DIRECTION:
Answer these questions from the precipitation-prediction README:
1. What problem with the predictions does the summary report?
2. In which folder are all the .ipynb files kept?
3. What kernel does the SVM classifier use?

Name	Name	Last commit message	Last commit date
parent directory ..
code	code
colab	colab
log	log
pairplot	pairplot
README.md	README.md

Sept 2018 - Jan 2019

Summary

Predict precipitation at ARM TWP-C1 an hour later (tried 6 hours later as well) using in situ measurement data

Input data: T_p, rh_p, u_p, v_p, prec_sfc, (t_cos, t_sin)
Method: NN (4 hidden layers), RF+NN
Problem: it tries to predict most events as no precipitation events
Suspect: current input data cannot fully capture the dynamics, and data is imbalanced (precip vs no precip, hour imbalance)

Remarks

All .ipynb files are in colab/.
From Run 02.*, run version includes a .* at the end.
From Run 04.*, run version *.0 is reserved for testground.

Data Extraction

Convert raw data to data of interest in NetCDF

extract_data.py: raw DataSet in .nc / .cdf -> var of interest DataSet in .cdf

Convert data of interest in NetCDF to 2D (flattened) easy-to-read DataFrame-supported .csv

netcdf-flattening.ipynb <- netcdf-flattening.py: var of interest in .cdf -> flattened two-dimensional (pandas) DataFrame in .csv, append the next hour precipitation as labels

netcdf-flattening-6-hour-cumulative-precip.ipynb: ditto, but apeend the next 6-hour cumulative precipitation as labels

RF-1hrlater.ipynb: append RF-predicted class onto dataset in .csv. Because of lack of disk quota, I cannot install more packages in the virtual environment. I have requested for more disk quota. (14 Dec 2018)

Classical Machine Learning

Classification - SVM - RBF kernel

SVM classifies if it is rainy the next hour (the second best classifier)

DATA EXCERPT:
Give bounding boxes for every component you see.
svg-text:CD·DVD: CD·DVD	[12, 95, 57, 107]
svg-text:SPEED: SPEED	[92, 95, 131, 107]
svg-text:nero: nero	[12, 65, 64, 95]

THE REPLY:
1. It predicts most events as no-precipitation events.
2. colab/
3. An RBF kernel.